* start Records provided *
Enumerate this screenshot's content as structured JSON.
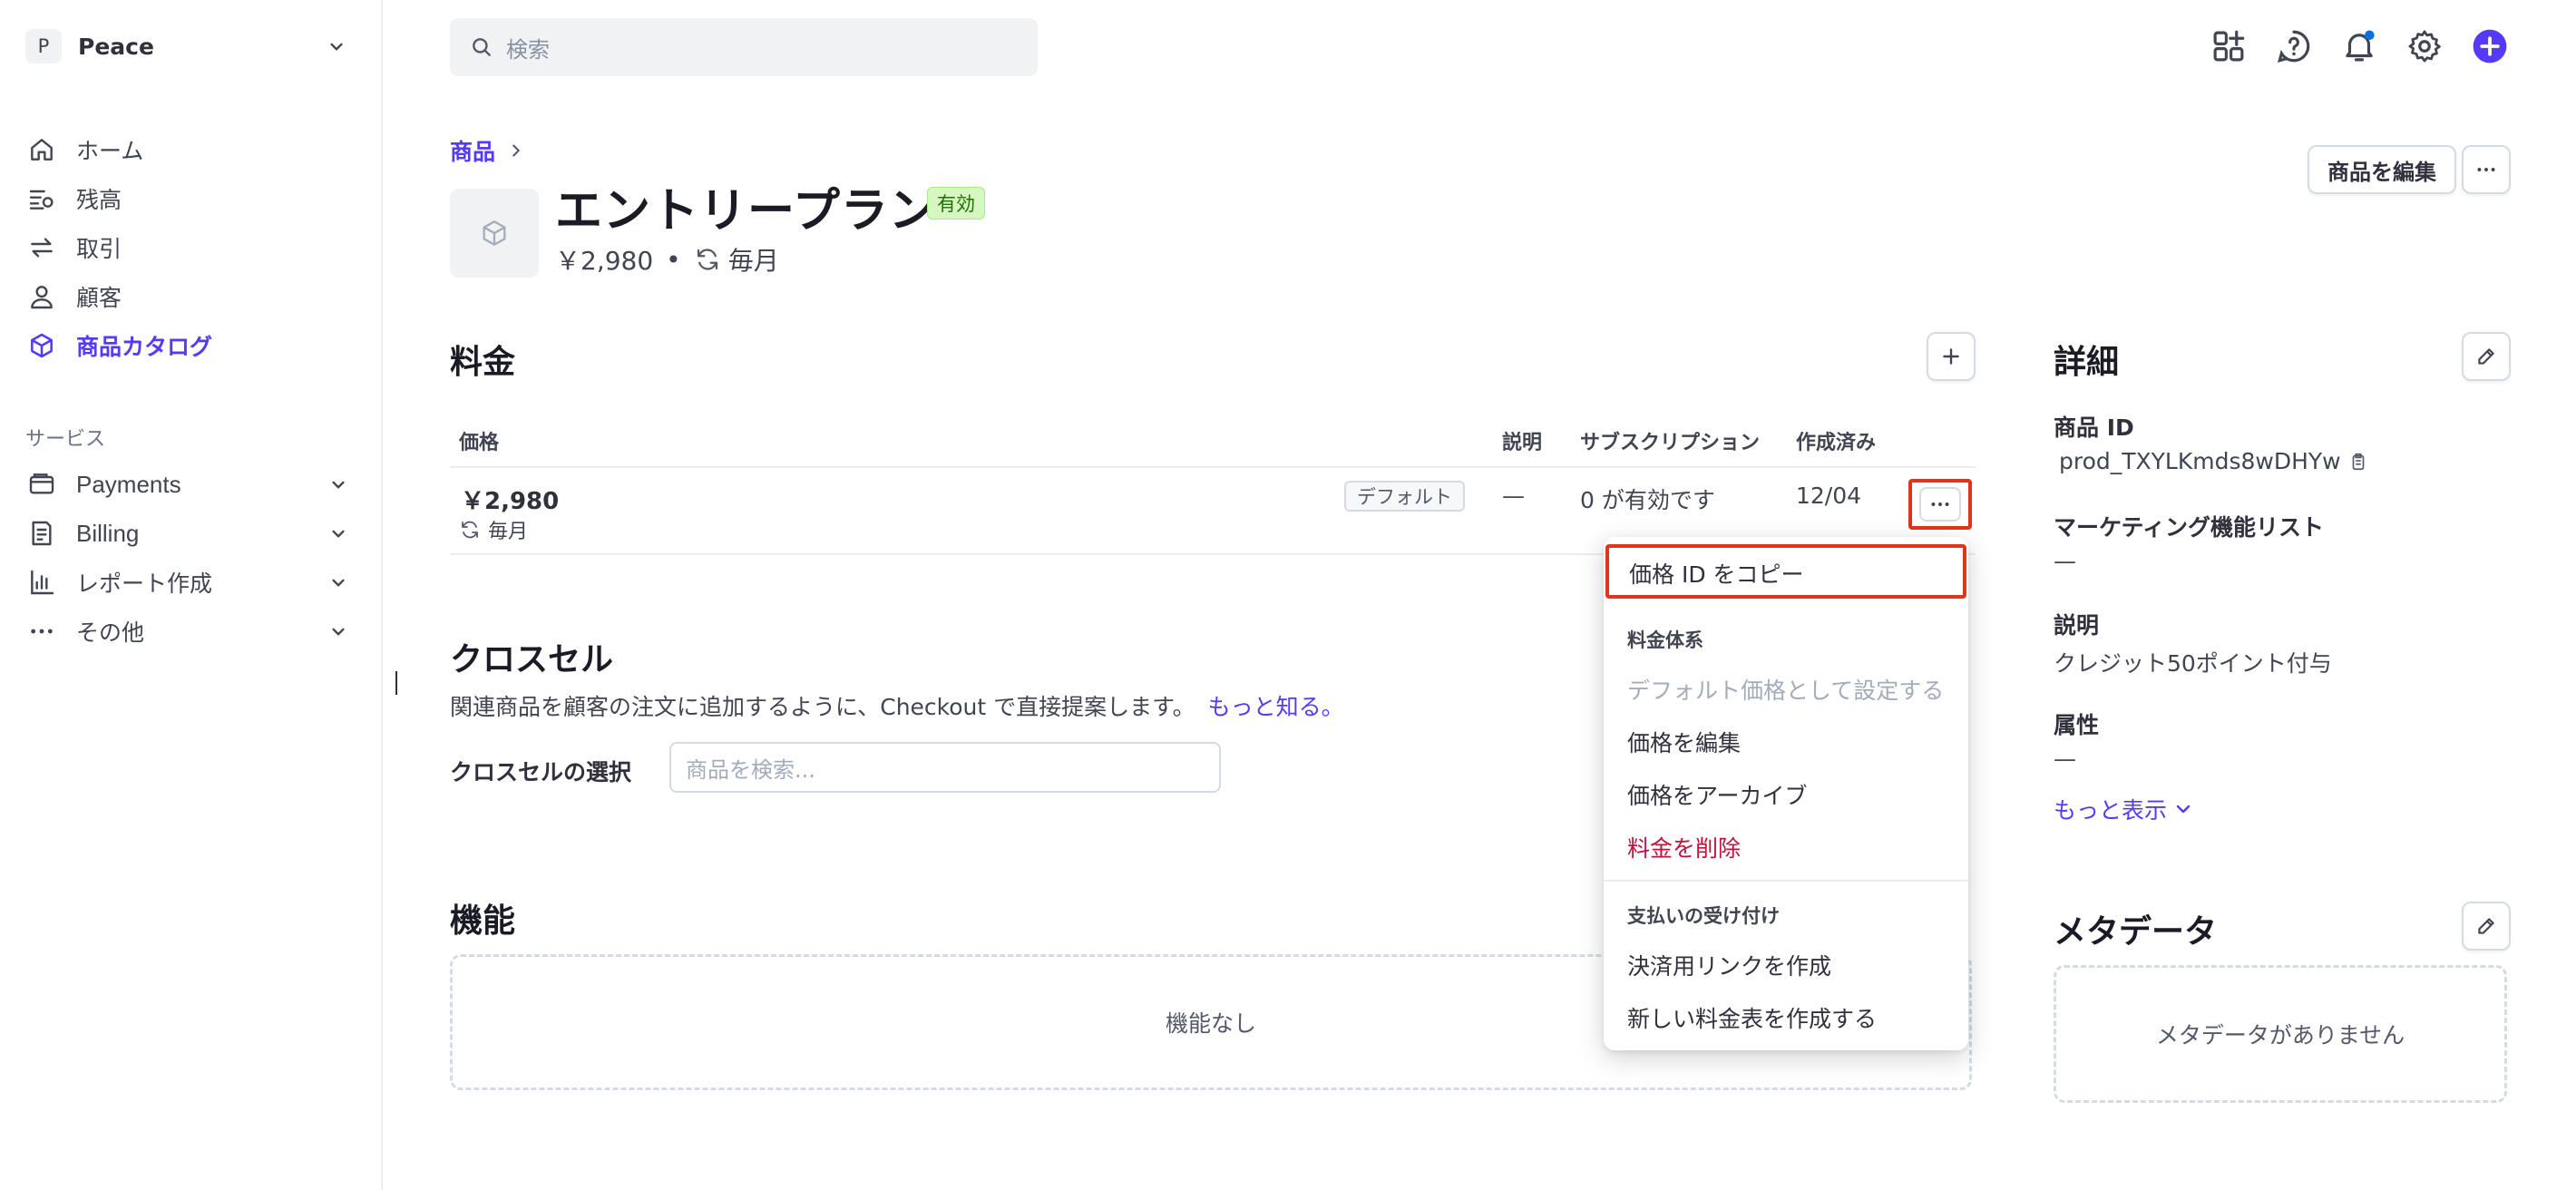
{
  "sidebar": {
    "account": {
      "initial": "P",
      "name": "Peace"
    },
    "nav": [
      {
        "label": "ホーム",
        "icon": "home-icon"
      },
      {
        "label": "残高",
        "icon": "balance-icon"
      },
      {
        "label": "取引",
        "icon": "transactions-icon"
      },
      {
        "label": "顧客",
        "icon": "person-icon"
      },
      {
        "label": "商品カタログ",
        "icon": "product-box-icon",
        "active": true
      }
    ],
    "section_label": "サービス",
    "services": [
      {
        "label": "Payments",
        "icon": "wallet-icon"
      },
      {
        "label": "Billing",
        "icon": "invoice-icon"
      },
      {
        "label": "レポート作成",
        "icon": "bar-chart-icon"
      },
      {
        "label": "その他",
        "icon": "more-dots-icon"
      }
    ]
  },
  "topbar": {
    "search_placeholder": "検索",
    "icons": [
      "apps-add-icon",
      "help-icon",
      "notifications-icon",
      "settings-icon",
      "create-plus-icon"
    ]
  },
  "breadcrumb": {
    "parent": "商品"
  },
  "product": {
    "name": "エントリープラン",
    "status": "有効",
    "price": "￥2,980",
    "interval": "毎月",
    "edit_label": "商品を編集"
  },
  "pricing": {
    "title": "料金",
    "columns": [
      "価格",
      "説明",
      "サブスクリプション",
      "作成済み"
    ],
    "rows": [
      {
        "price": "￥2,980",
        "interval": "毎月",
        "badge": "デフォルト",
        "description": "—",
        "subscriptions": "0 が有効です",
        "created": "12/04"
      }
    ]
  },
  "context_menu": {
    "copy_id": "価格 ID をコピー",
    "group1_title": "料金体系",
    "set_default": "デフォルト価格として設定する",
    "edit_price": "価格を編集",
    "archive_price": "価格をアーカイブ",
    "delete_price": "料金を削除",
    "group2_title": "支払いの受け付け",
    "create_payment_link": "決済用リンクを作成",
    "create_pricing_table": "新しい料金表を作成する"
  },
  "cross_sell": {
    "title": "クロスセル",
    "description": "関連商品を顧客の注文に追加するように、Checkout で直接提案します。",
    "learn_more": "もっと知る。",
    "select_label": "クロスセルの選択",
    "search_placeholder": "商品を検索..."
  },
  "features": {
    "title": "機能",
    "empty": "機能なし"
  },
  "details": {
    "title": "詳細",
    "product_id_label": "商品 ID",
    "product_id": "prod_TXYLKmds8wDHYw",
    "marketing_label": "マーケティング機能リスト",
    "marketing_value": "—",
    "description_label": "説明",
    "description_value": "クレジット50ポイント付与",
    "attributes_label": "属性",
    "attributes_value": "—",
    "show_more": "もっと表示"
  },
  "metadata": {
    "title": "メタデータ",
    "empty": "メタデータがありません"
  },
  "colors": {
    "accent": "#533afd",
    "highlight": "#e0351a",
    "danger": "#c0123c",
    "active_badge_bg": "#d7f7c2"
  }
}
* end Records provided *
Leave the pictures out, and transcribe each of the records exactly.

Enumerate this screenshot's content as structured JSON.
{
  "sidebar": {
    "account": {
      "initial": "P",
      "name": "Peace"
    },
    "nav": [
      {
        "label": "ホーム",
        "icon": "home-icon"
      },
      {
        "label": "残高",
        "icon": "balance-icon"
      },
      {
        "label": "取引",
        "icon": "transactions-icon"
      },
      {
        "label": "顧客",
        "icon": "person-icon"
      },
      {
        "label": "商品カタログ",
        "icon": "product-box-icon",
        "active": true
      }
    ],
    "section_label": "サービス",
    "services": [
      {
        "label": "Payments",
        "icon": "wallet-icon"
      },
      {
        "label": "Billing",
        "icon": "invoice-icon"
      },
      {
        "label": "レポート作成",
        "icon": "bar-chart-icon"
      },
      {
        "label": "その他",
        "icon": "more-dots-icon"
      }
    ]
  },
  "topbar": {
    "search_placeholder": "検索",
    "icons": [
      "apps-add-icon",
      "help-icon",
      "notifications-icon",
      "settings-icon",
      "create-plus-icon"
    ]
  },
  "breadcrumb": {
    "parent": "商品"
  },
  "product": {
    "name": "エントリープラン",
    "status": "有効",
    "price": "￥2,980",
    "interval": "毎月",
    "edit_label": "商品を編集"
  },
  "pricing": {
    "title": "料金",
    "columns": [
      "価格",
      "説明",
      "サブスクリプション",
      "作成済み"
    ],
    "rows": [
      {
        "price": "￥2,980",
        "interval": "毎月",
        "badge": "デフォルト",
        "description": "—",
        "subscriptions": "0 が有効です",
        "created": "12/04"
      }
    ]
  },
  "context_menu": {
    "copy_id": "価格 ID をコピー",
    "group1_title": "料金体系",
    "set_default": "デフォルト価格として設定する",
    "edit_price": "価格を編集",
    "archive_price": "価格をアーカイブ",
    "delete_price": "料金を削除",
    "group2_title": "支払いの受け付け",
    "create_payment_link": "決済用リンクを作成",
    "create_pricing_table": "新しい料金表を作成する"
  },
  "cross_sell": {
    "title": "クロスセル",
    "description": "関連商品を顧客の注文に追加するように、Checkout で直接提案します。",
    "learn_more": "もっと知る。",
    "select_label": "クロスセルの選択",
    "search_placeholder": "商品を検索..."
  },
  "features": {
    "title": "機能",
    "empty": "機能なし"
  },
  "details": {
    "title": "詳細",
    "product_id_label": "商品 ID",
    "product_id": "prod_TXYLKmds8wDHYw",
    "marketing_label": "マーケティング機能リスト",
    "marketing_value": "—",
    "description_label": "説明",
    "description_value": "クレジット50ポイント付与",
    "attributes_label": "属性",
    "attributes_value": "—",
    "show_more": "もっと表示"
  },
  "metadata": {
    "title": "メタデータ",
    "empty": "メタデータがありません"
  },
  "colors": {
    "accent": "#533afd",
    "highlight": "#e0351a",
    "danger": "#c0123c",
    "active_badge_bg": "#d7f7c2"
  }
}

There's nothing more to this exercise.